Filter the records below for the word "text". Copy each line that holds it.

Structured figure records
───
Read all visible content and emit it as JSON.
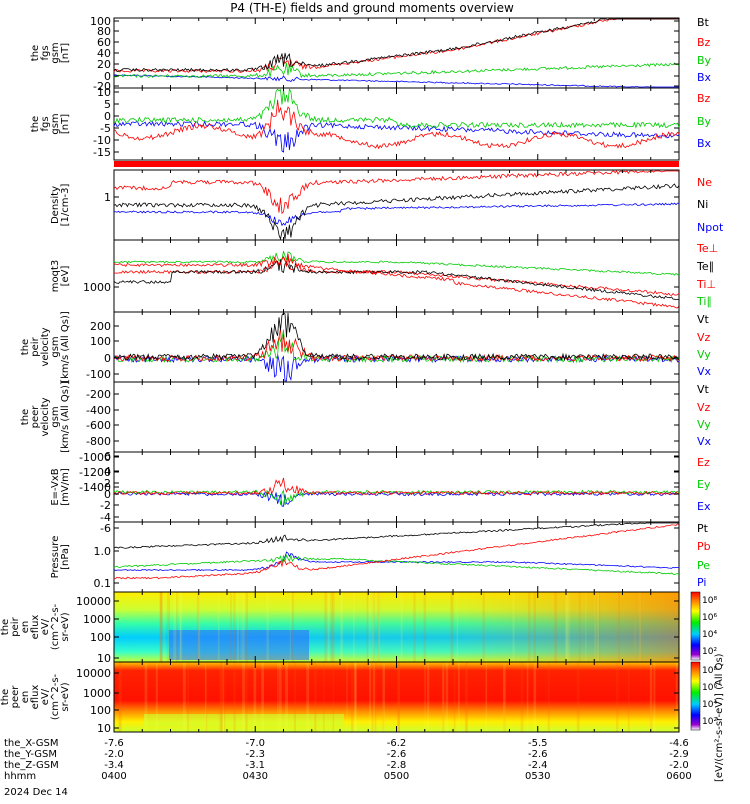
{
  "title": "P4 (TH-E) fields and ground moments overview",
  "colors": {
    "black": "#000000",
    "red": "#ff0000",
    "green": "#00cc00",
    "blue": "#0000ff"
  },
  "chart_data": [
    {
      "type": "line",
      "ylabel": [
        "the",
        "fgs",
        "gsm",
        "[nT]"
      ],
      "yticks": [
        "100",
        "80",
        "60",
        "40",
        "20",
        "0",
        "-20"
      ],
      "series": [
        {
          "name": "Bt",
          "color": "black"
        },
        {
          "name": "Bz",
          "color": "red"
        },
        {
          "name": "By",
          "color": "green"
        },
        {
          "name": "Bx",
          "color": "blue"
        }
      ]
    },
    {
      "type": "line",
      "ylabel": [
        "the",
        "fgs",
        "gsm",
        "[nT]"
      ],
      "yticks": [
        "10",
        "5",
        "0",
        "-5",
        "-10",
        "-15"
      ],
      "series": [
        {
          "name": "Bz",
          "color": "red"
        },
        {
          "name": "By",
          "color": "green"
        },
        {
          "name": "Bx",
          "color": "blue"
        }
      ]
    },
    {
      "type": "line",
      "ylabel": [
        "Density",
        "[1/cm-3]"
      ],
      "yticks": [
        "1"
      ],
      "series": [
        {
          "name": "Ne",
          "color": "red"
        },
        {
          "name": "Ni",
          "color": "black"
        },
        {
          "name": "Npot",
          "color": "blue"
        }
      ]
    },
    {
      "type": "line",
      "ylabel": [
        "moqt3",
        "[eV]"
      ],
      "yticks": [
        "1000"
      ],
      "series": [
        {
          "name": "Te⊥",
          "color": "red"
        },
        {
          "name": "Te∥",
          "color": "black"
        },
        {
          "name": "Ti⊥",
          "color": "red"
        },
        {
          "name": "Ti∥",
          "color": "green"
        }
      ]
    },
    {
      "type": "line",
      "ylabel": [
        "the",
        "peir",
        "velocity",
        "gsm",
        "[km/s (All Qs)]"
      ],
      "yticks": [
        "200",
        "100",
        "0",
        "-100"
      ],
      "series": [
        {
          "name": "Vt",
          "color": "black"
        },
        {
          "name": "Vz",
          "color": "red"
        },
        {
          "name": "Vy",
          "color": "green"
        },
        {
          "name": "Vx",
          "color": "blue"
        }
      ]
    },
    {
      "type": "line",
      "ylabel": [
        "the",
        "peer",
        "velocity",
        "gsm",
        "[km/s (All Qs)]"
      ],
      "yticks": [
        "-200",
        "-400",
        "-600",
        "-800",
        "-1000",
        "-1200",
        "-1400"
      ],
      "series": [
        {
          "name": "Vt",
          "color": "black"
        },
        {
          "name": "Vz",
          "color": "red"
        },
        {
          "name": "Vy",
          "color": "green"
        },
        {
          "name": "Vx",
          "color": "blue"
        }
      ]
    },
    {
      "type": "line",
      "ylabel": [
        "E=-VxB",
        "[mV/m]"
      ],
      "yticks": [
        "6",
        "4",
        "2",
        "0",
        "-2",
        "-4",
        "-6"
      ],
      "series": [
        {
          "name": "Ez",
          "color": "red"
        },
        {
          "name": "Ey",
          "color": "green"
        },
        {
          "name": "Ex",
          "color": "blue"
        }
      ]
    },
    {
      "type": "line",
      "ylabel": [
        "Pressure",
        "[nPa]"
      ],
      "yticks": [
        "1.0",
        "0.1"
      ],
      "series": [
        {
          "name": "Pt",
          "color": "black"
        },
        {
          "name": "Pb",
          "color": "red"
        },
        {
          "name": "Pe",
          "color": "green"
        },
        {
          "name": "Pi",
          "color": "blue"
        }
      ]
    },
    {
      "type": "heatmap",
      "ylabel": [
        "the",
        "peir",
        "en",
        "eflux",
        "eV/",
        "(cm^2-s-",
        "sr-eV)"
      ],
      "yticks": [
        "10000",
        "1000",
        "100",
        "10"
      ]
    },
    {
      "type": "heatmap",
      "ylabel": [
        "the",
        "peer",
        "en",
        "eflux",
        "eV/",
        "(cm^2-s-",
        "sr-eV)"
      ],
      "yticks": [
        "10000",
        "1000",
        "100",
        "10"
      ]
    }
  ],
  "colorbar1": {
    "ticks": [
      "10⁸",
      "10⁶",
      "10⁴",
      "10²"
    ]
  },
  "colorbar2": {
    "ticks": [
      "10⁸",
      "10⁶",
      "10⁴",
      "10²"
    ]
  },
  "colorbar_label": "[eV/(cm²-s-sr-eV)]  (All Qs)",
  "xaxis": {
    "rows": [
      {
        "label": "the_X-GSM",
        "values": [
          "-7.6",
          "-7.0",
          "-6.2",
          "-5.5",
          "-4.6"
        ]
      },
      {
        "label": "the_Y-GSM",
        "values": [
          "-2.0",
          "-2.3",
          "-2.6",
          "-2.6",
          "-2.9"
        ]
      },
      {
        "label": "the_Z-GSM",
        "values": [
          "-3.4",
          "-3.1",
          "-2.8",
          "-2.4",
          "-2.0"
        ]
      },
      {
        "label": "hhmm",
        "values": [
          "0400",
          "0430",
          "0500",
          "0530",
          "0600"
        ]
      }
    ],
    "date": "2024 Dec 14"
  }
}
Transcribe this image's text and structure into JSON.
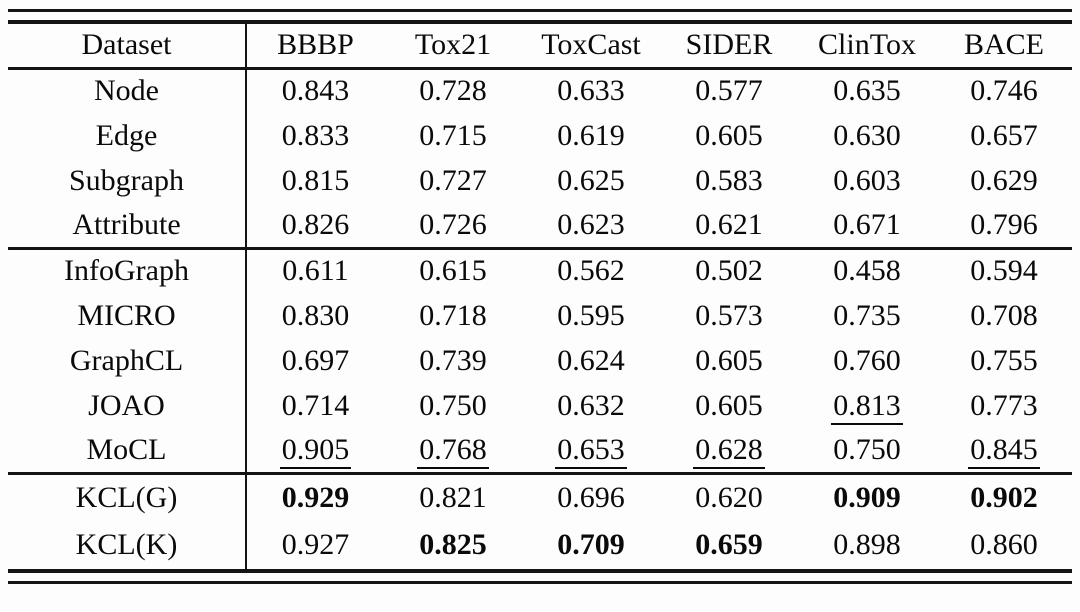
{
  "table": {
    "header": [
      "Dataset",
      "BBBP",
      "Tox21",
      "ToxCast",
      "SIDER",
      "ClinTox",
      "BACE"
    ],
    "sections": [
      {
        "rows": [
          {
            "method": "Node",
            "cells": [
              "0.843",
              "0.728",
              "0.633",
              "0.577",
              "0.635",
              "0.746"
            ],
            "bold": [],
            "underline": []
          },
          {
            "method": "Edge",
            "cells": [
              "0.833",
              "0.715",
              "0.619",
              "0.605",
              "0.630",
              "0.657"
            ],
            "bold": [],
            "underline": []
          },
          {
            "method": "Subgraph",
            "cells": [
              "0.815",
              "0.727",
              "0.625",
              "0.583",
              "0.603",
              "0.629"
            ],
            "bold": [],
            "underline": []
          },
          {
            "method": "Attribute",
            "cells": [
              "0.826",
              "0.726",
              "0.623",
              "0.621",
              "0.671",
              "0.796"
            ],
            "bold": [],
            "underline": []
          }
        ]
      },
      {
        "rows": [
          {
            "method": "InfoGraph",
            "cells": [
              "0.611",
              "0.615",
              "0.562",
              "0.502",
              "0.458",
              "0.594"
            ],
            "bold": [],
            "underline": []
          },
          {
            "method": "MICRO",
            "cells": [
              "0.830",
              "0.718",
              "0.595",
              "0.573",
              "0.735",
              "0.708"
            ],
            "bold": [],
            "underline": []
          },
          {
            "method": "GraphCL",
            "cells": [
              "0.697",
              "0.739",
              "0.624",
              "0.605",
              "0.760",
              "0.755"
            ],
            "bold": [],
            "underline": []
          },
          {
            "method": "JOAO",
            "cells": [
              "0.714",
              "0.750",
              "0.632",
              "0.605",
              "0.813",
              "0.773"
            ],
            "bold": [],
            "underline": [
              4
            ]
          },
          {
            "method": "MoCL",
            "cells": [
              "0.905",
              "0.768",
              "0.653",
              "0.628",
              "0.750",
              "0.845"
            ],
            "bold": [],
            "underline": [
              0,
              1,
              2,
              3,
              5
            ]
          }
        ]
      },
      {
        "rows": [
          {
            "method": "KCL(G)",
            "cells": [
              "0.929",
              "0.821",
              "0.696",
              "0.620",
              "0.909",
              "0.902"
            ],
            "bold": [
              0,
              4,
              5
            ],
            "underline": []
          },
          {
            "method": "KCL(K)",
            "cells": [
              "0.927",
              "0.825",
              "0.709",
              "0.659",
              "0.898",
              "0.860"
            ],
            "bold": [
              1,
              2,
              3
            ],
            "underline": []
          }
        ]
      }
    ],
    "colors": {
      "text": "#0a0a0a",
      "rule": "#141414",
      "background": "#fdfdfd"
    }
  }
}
───
* Output
Transcribe this image's text and structure into JSON.
      "text": "#0a0a0a",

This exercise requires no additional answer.